→ SET PROBLEM
Every record that follows must be duplicated exactly, with images left out.

<<<<

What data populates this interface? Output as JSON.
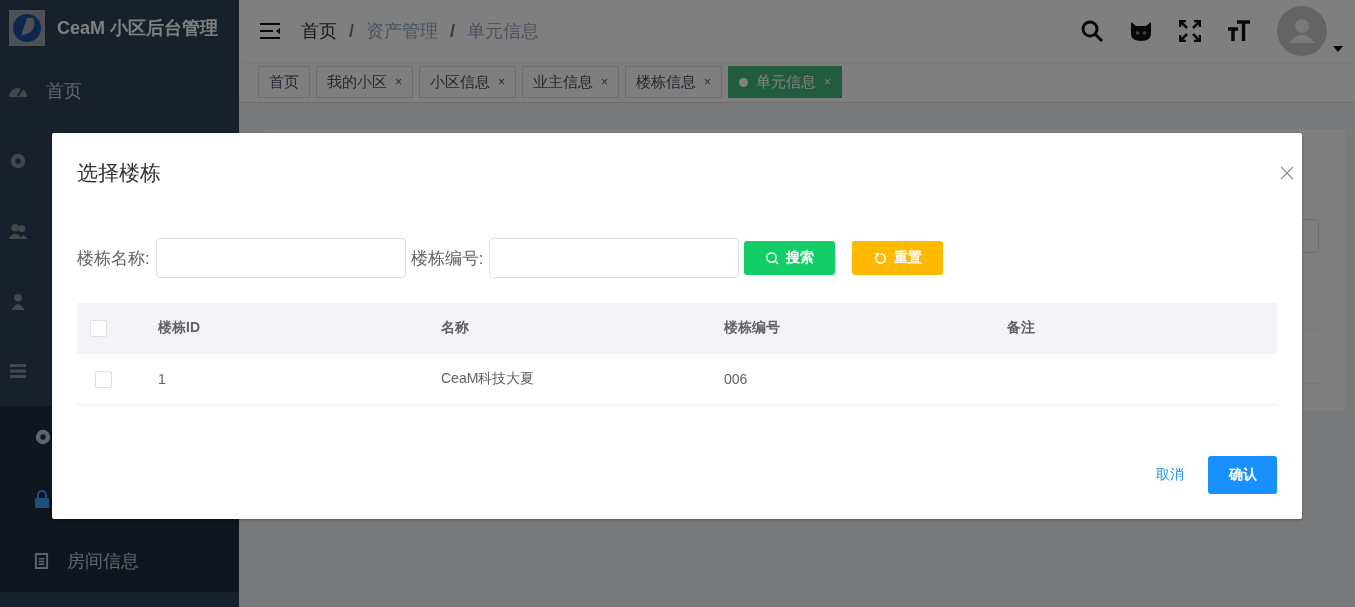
{
  "app_title": "CeaM 小区后台管理",
  "sidebar": {
    "items": [
      {
        "kind": "dashboard",
        "label": "首页"
      },
      {
        "kind": "gear"
      },
      {
        "kind": "people"
      },
      {
        "kind": "person"
      },
      {
        "kind": "list",
        "children": [
          {
            "kind": "gear",
            "selected": false
          },
          {
            "kind": "lock",
            "selected": true
          },
          {
            "kind": "document",
            "label": "房间信息",
            "selected": false
          }
        ]
      }
    ]
  },
  "breadcrumb": [
    "首页",
    "资产管理",
    "单元信息"
  ],
  "breadcrumb_separator": "/",
  "tags": [
    {
      "label": "首页",
      "selected": false,
      "closable": false
    },
    {
      "label": "我的小区",
      "selected": false,
      "closable": true
    },
    {
      "label": "小区信息",
      "selected": false,
      "closable": true
    },
    {
      "label": "业主信息",
      "selected": false,
      "closable": true
    },
    {
      "label": "楼栋信息",
      "selected": false,
      "closable": true
    },
    {
      "label": "单元信息",
      "selected": true,
      "closable": true
    }
  ],
  "tag_close": "×",
  "dialog": {
    "title": "选择楼栋",
    "filters": [
      {
        "label": "楼栋名称:"
      },
      {
        "label": "楼栋编号:"
      }
    ],
    "buttons": [
      {
        "kind": "search",
        "label": "搜索"
      },
      {
        "kind": "reset",
        "label": "重置"
      }
    ],
    "table": {
      "all_checked": false,
      "columns": [
        "楼栋ID",
        "名称",
        "楼栋编号",
        "备注"
      ],
      "rows": [
        {
          "checked": false,
          "cells": [
            "1",
            "CeaM科技大夏",
            "006",
            ""
          ]
        }
      ]
    },
    "cancel": "取消",
    "confirm": "确认"
  }
}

>>>>

→ RESULT
What data populates this interface? Output as JSON.
{
  "app_title": "CeaM 小区后台管理",
  "sidebar": {
    "items": [
      {
        "kind": "dashboard",
        "label": "首页"
      },
      {
        "kind": "gear"
      },
      {
        "kind": "people"
      },
      {
        "kind": "person"
      },
      {
        "kind": "list",
        "children": [
          {
            "kind": "gear",
            "selected": false
          },
          {
            "kind": "lock",
            "selected": true
          },
          {
            "kind": "document",
            "label": "房间信息",
            "selected": false
          }
        ]
      }
    ]
  },
  "breadcrumb": [
    "首页",
    "资产管理",
    "单元信息"
  ],
  "breadcrumb_separator": "/",
  "tags": [
    {
      "label": "首页",
      "selected": false,
      "closable": false
    },
    {
      "label": "我的小区",
      "selected": false,
      "closable": true
    },
    {
      "label": "小区信息",
      "selected": false,
      "closable": true
    },
    {
      "label": "业主信息",
      "selected": false,
      "closable": true
    },
    {
      "label": "楼栋信息",
      "selected": false,
      "closable": true
    },
    {
      "label": "单元信息",
      "selected": true,
      "closable": true
    }
  ],
  "tag_close": "×",
  "dialog": {
    "title": "选择楼栋",
    "filters": [
      {
        "label": "楼栋名称:"
      },
      {
        "label": "楼栋编号:"
      }
    ],
    "buttons": [
      {
        "kind": "search",
        "label": "搜索"
      },
      {
        "kind": "reset",
        "label": "重置"
      }
    ],
    "table": {
      "all_checked": false,
      "columns": [
        "楼栋ID",
        "名称",
        "楼栋编号",
        "备注"
      ],
      "rows": [
        {
          "checked": false,
          "cells": [
            "1",
            "CeaM科技大夏",
            "006",
            ""
          ]
        }
      ]
    },
    "cancel": "取消",
    "confirm": "确认"
  }
}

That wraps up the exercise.